◆ The problem ◆
Pick every line from the data that holds the word "this".

◆ Supplied data ◆
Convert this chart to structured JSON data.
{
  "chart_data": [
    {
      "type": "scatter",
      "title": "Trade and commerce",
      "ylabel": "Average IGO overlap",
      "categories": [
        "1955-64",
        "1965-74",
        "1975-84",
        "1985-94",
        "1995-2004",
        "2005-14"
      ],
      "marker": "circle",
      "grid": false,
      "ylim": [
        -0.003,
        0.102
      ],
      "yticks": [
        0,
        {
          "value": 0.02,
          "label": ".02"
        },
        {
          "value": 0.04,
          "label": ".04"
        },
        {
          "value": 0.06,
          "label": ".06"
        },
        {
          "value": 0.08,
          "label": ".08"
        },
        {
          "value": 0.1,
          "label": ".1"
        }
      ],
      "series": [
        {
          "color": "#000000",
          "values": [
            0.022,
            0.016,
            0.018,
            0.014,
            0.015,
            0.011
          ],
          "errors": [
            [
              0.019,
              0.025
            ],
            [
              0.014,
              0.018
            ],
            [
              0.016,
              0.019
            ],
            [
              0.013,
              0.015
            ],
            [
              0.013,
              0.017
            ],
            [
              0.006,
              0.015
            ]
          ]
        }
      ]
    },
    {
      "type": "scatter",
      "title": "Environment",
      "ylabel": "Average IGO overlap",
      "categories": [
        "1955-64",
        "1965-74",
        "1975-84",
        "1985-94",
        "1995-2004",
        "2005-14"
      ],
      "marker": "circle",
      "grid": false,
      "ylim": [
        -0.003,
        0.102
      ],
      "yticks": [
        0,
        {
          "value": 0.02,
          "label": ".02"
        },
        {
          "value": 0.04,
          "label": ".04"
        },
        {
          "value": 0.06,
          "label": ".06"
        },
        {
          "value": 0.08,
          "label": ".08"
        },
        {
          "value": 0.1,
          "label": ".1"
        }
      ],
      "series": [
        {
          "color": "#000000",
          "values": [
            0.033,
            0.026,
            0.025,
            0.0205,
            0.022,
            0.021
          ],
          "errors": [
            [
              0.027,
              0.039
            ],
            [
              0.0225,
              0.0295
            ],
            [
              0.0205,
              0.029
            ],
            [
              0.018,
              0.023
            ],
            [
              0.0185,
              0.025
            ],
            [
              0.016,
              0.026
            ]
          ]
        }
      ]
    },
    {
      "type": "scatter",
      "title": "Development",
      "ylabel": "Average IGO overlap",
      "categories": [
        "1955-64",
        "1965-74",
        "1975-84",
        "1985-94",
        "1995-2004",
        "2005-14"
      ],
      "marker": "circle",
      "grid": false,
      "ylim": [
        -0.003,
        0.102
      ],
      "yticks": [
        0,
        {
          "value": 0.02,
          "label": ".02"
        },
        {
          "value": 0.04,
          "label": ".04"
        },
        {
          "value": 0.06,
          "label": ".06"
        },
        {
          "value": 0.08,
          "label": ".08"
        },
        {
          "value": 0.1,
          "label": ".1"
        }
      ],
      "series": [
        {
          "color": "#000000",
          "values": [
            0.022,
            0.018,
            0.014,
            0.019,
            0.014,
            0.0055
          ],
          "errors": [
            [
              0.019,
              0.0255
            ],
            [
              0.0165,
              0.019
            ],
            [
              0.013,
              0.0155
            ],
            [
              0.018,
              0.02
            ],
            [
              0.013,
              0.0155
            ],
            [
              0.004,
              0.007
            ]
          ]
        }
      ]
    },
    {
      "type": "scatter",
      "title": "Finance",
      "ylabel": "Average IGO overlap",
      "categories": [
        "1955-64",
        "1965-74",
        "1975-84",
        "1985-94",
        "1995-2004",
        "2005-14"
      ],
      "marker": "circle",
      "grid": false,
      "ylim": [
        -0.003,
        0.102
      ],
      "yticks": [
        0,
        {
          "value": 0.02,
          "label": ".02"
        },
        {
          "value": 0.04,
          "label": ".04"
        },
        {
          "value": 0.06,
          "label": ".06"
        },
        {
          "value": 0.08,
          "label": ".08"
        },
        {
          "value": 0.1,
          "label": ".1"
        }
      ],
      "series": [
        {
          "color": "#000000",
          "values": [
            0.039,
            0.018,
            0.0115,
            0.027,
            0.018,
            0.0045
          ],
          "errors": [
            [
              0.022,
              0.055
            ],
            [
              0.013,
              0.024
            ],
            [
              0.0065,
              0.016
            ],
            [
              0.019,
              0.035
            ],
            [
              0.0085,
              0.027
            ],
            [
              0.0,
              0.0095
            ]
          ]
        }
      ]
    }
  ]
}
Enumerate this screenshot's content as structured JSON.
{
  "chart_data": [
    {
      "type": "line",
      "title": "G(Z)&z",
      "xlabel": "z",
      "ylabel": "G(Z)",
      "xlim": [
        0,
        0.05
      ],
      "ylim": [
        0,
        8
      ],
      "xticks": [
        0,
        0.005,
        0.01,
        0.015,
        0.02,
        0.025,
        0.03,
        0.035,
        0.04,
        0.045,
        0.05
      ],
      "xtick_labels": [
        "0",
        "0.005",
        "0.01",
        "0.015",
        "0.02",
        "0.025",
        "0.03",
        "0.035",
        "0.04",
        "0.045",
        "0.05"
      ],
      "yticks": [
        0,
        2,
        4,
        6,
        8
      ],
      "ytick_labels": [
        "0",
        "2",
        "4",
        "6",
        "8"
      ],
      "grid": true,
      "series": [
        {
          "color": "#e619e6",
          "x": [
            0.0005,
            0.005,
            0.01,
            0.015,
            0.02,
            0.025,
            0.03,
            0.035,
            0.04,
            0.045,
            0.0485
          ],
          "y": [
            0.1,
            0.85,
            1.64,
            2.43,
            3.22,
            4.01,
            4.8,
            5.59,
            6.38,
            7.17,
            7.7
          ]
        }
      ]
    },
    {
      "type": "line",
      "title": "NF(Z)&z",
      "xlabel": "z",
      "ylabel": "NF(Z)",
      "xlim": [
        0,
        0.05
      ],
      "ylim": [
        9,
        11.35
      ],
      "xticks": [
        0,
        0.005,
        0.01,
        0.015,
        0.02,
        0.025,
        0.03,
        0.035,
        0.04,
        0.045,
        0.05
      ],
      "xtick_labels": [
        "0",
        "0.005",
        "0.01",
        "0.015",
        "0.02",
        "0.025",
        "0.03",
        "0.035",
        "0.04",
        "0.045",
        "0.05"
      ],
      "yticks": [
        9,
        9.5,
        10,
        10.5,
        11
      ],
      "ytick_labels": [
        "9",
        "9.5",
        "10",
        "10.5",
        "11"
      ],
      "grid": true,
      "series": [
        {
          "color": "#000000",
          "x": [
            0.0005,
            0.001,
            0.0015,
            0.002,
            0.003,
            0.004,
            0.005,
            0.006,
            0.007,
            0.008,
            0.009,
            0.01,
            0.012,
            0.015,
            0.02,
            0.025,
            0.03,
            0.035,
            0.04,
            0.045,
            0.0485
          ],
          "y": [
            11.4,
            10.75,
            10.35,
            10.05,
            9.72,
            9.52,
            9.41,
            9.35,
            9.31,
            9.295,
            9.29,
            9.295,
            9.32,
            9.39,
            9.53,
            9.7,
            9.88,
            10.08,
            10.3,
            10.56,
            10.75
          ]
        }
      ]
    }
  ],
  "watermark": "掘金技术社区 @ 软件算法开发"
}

◆ Task response ◆
Convert this chart to structured JSON data.
Enumerate this screenshot's content as structured JSON.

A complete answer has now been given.